(RECORD EXTRACTS):
+ + +
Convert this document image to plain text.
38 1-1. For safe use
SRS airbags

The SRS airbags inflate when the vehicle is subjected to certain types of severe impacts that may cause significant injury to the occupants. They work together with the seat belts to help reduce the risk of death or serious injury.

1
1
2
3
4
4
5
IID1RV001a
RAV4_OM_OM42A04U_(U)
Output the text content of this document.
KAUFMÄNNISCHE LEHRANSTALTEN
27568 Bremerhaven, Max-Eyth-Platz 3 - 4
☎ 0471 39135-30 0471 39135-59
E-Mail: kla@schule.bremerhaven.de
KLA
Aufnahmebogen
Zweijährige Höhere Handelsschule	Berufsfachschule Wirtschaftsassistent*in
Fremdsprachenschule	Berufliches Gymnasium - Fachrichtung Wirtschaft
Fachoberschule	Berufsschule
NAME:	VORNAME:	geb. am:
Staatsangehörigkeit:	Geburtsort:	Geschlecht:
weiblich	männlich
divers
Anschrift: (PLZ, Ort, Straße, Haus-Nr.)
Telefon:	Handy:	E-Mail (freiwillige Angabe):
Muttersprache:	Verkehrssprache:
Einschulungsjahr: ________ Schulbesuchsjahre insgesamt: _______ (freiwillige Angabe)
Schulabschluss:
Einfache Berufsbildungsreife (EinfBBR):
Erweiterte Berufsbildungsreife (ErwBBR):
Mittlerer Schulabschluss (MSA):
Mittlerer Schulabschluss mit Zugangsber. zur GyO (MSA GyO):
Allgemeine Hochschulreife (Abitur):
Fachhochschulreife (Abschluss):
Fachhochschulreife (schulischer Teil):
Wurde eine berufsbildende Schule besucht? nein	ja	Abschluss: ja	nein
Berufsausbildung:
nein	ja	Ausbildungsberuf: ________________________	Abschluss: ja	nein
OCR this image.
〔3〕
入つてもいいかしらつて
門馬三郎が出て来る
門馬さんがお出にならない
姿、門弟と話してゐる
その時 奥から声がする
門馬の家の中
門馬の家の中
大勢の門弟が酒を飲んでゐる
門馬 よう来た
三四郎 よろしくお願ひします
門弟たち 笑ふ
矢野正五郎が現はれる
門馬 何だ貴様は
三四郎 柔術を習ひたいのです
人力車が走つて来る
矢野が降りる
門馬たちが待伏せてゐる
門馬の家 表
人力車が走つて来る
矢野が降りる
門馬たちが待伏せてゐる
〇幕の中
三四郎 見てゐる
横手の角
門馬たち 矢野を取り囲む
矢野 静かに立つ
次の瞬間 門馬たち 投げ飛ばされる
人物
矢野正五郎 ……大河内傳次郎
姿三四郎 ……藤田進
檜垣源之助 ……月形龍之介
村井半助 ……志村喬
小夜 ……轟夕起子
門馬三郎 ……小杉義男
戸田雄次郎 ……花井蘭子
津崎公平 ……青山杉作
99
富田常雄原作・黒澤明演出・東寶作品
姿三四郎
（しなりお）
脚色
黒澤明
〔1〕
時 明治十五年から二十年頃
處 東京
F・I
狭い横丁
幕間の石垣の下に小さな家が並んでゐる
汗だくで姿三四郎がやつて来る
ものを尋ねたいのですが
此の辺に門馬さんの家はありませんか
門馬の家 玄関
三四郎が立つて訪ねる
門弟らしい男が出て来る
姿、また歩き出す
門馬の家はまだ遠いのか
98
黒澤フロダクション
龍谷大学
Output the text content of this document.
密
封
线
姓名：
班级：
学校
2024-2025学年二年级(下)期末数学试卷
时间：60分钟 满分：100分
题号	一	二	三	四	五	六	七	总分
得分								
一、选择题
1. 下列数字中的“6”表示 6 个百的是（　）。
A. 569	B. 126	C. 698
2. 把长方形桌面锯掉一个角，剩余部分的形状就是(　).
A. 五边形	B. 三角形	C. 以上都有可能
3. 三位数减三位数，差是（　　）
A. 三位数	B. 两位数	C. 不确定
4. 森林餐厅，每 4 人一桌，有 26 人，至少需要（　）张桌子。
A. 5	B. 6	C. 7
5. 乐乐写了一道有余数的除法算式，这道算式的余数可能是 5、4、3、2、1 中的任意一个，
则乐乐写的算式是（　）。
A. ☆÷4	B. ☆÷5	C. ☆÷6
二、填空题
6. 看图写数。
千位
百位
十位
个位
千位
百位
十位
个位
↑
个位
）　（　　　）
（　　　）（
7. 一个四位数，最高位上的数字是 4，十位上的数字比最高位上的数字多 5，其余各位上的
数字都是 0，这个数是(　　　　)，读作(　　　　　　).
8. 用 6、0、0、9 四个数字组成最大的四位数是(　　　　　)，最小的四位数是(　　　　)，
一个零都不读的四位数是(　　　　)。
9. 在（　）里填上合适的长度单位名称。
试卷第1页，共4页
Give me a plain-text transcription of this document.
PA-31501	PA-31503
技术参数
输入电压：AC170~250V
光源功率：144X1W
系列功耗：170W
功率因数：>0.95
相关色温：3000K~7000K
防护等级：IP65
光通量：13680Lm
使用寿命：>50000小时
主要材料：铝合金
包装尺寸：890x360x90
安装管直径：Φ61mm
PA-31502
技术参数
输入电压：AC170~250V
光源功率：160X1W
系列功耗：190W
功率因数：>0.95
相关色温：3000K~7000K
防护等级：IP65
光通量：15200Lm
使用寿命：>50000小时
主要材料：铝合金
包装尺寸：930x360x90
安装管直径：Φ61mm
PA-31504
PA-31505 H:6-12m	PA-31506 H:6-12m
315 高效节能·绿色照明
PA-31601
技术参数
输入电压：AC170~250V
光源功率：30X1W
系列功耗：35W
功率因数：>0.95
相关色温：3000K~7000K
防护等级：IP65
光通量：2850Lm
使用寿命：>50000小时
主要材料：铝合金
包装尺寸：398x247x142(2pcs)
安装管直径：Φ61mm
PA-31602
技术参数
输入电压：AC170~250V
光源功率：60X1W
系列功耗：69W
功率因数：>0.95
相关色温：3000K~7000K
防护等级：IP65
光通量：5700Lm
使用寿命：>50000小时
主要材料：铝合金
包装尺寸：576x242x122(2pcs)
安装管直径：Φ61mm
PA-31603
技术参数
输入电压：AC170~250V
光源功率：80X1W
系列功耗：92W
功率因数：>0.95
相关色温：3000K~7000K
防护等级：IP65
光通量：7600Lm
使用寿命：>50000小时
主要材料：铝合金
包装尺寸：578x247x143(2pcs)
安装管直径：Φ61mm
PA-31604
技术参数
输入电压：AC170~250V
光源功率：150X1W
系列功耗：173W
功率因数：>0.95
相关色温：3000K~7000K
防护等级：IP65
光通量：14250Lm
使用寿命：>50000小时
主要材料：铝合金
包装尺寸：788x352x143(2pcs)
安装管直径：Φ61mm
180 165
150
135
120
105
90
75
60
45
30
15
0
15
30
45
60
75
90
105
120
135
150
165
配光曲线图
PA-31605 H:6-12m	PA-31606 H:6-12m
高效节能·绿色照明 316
+ + +
(EXERCISE AIM): Write down every line of the data exactly as it appears above.

(WRITTEN RESPONSE):
Convert this document image to plain text.
38 1-1. For safe use
SRS airbags

The SRS airbags inflate when the vehicle is subjected to certain types of severe impacts that may cause significant injury to the occupants. They work together with the seat belts to help reduce the risk of death or serious injury.

1
1
2
3
4
4
5
IID1RV001a
RAV4_OM_OM42A04U_(U)
Output the text content of this document.
KAUFMÄNNISCHE LEHRANSTALTEN
27568 Bremerhaven, Max-Eyth-Platz 3 - 4
☎ 0471 39135-30 0471 39135-59
E-Mail: kla@schule.bremerhaven.de
KLA
Aufnahmebogen
Zweijährige Höhere Handelsschule	Berufsfachschule Wirtschaftsassistent*in
Fremdsprachenschule	Berufliches Gymnasium - Fachrichtung Wirtschaft
Fachoberschule	Berufsschule
NAME:	VORNAME:	geb. am:
Staatsangehörigkeit:	Geburtsort:	Geschlecht:
weiblich	männlich
divers
Anschrift: (PLZ, Ort, Straße, Haus-Nr.)
Telefon:	Handy:	E-Mail (freiwillige Angabe):
Muttersprache:	Verkehrssprache:
Einschulungsjahr: ________ Schulbesuchsjahre insgesamt: _______ (freiwillige Angabe)
Schulabschluss:
Einfache Berufsbildungsreife (EinfBBR):
Erweiterte Berufsbildungsreife (ErwBBR):
Mittlerer Schulabschluss (MSA):
Mittlerer Schulabschluss mit Zugangsber. zur GyO (MSA GyO):
Allgemeine Hochschulreife (Abitur):
Fachhochschulreife (Abschluss):
Fachhochschulreife (schulischer Teil):
Wurde eine berufsbildende Schule besucht? nein	ja	Abschluss: ja	nein
Berufsausbildung:
nein	ja	Ausbildungsberuf: ________________________	Abschluss: ja	nein
OCR this image.
〔3〕
入つてもいいかしらつて
門馬三郎が出て来る
門馬さんがお出にならない
姿、門弟と話してゐる
その時 奥から声がする
門馬の家の中
門馬の家の中
大勢の門弟が酒を飲んでゐる
門馬 よう来た
三四郎 よろしくお願ひします
門弟たち 笑ふ
矢野正五郎が現はれる
門馬 何だ貴様は
三四郎 柔術を習ひたいのです
人力車が走つて来る
矢野が降りる
門馬たちが待伏せてゐる
門馬の家 表
人力車が走つて来る
矢野が降りる
門馬たちが待伏せてゐる
〇幕の中
三四郎 見てゐる
横手の角
門馬たち 矢野を取り囲む
矢野 静かに立つ
次の瞬間 門馬たち 投げ飛ばされる
人物
矢野正五郎 ……大河内傳次郎
姿三四郎 ……藤田進
檜垣源之助 ……月形龍之介
村井半助 ……志村喬
小夜 ……轟夕起子
門馬三郎 ……小杉義男
戸田雄次郎 ……花井蘭子
津崎公平 ……青山杉作
99
富田常雄原作・黒澤明演出・東寶作品
姿三四郎
（しなりお）
脚色
黒澤明
〔1〕
時 明治十五年から二十年頃
處 東京
F・I
狭い横丁
幕間の石垣の下に小さな家が並んでゐる
汗だくで姿三四郎がやつて来る
ものを尋ねたいのですが
此の辺に門馬さんの家はありませんか
門馬の家 玄関
三四郎が立つて訪ねる
門弟らしい男が出て来る
姿、また歩き出す
門馬の家はまだ遠いのか
98
黒澤フロダクション
龍谷大学
Output the text content of this document.
密
封
线
姓名：
班级：
学校
2024-2025学年二年级(下)期末数学试卷
时间：60分钟 满分：100分
题号	一	二	三	四	五	六	七	总分
得分								
一、选择题
1. 下列数字中的“6”表示 6 个百的是（　）。
A. 569	B. 126	C. 698
2. 把长方形桌面锯掉一个角，剩余部分的形状就是(　).
A. 五边形	B. 三角形	C. 以上都有可能
3. 三位数减三位数，差是（　　）
A. 三位数	B. 两位数	C. 不确定
4. 森林餐厅，每 4 人一桌，有 26 人，至少需要（　）张桌子。
A. 5	B. 6	C. 7
5. 乐乐写了一道有余数的除法算式，这道算式的余数可能是 5、4、3、2、1 中的任意一个，
则乐乐写的算式是（　）。
A. ☆÷4	B. ☆÷5	C. ☆÷6
二、填空题
6. 看图写数。
千位
百位
十位
个位
千位
百位
十位
个位
↑
个位
）　（　　　）
（　　　）（
7. 一个四位数，最高位上的数字是 4，十位上的数字比最高位上的数字多 5，其余各位上的
数字都是 0，这个数是(　　　　)，读作(　　　　　　).
8. 用 6、0、0、9 四个数字组成最大的四位数是(　　　　　)，最小的四位数是(　　　　)，
一个零都不读的四位数是(　　　　)。
9. 在（　）里填上合适的长度单位名称。
试卷第1页，共4页
Give me a plain-text transcription of this document.
PA-31501	PA-31503
技术参数
输入电压：AC170~250V
光源功率：144X1W
系列功耗：170W
功率因数：>0.95
相关色温：3000K~7000K
防护等级：IP65
光通量：13680Lm
使用寿命：>50000小时
主要材料：铝合金
包装尺寸：890x360x90
安装管直径：Φ61mm
PA-31502
技术参数
输入电压：AC170~250V
光源功率：160X1W
系列功耗：190W
功率因数：>0.95
相关色温：3000K~7000K
防护等级：IP65
光通量：15200Lm
使用寿命：>50000小时
主要材料：铝合金
包装尺寸：930x360x90
安装管直径：Φ61mm
PA-31504
PA-31505 H:6-12m	PA-31506 H:6-12m
315 高效节能·绿色照明
PA-31601
技术参数
输入电压：AC170~250V
光源功率：30X1W
系列功耗：35W
功率因数：>0.95
相关色温：3000K~7000K
防护等级：IP65
光通量：2850Lm
使用寿命：>50000小时
主要材料：铝合金
包装尺寸：398x247x142(2pcs)
安装管直径：Φ61mm
PA-31602
技术参数
输入电压：AC170~250V
光源功率：60X1W
系列功耗：69W
功率因数：>0.95
相关色温：3000K~7000K
防护等级：IP65
光通量：5700Lm
使用寿命：>50000小时
主要材料：铝合金
包装尺寸：576x242x122(2pcs)
安装管直径：Φ61mm
PA-31603
技术参数
输入电压：AC170~250V
光源功率：80X1W
系列功耗：92W
功率因数：>0.95
相关色温：3000K~7000K
防护等级：IP65
光通量：7600Lm
使用寿命：>50000小时
主要材料：铝合金
包装尺寸：578x247x143(2pcs)
安装管直径：Φ61mm
PA-31604
技术参数
输入电压：AC170~250V
光源功率：150X1W
系列功耗：173W
功率因数：>0.95
相关色温：3000K~7000K
防护等级：IP65
光通量：14250Lm
使用寿命：>50000小时
主要材料：铝合金
包装尺寸：788x352x143(2pcs)
安装管直径：Φ61mm
180 165
150
135
120
105
90
75
60
45
30
15
0
15
30
45
60
75
90
105
120
135
150
165
配光曲线图
PA-31605 H:6-12m	PA-31606 H:6-12m
高效节能·绿色照明 316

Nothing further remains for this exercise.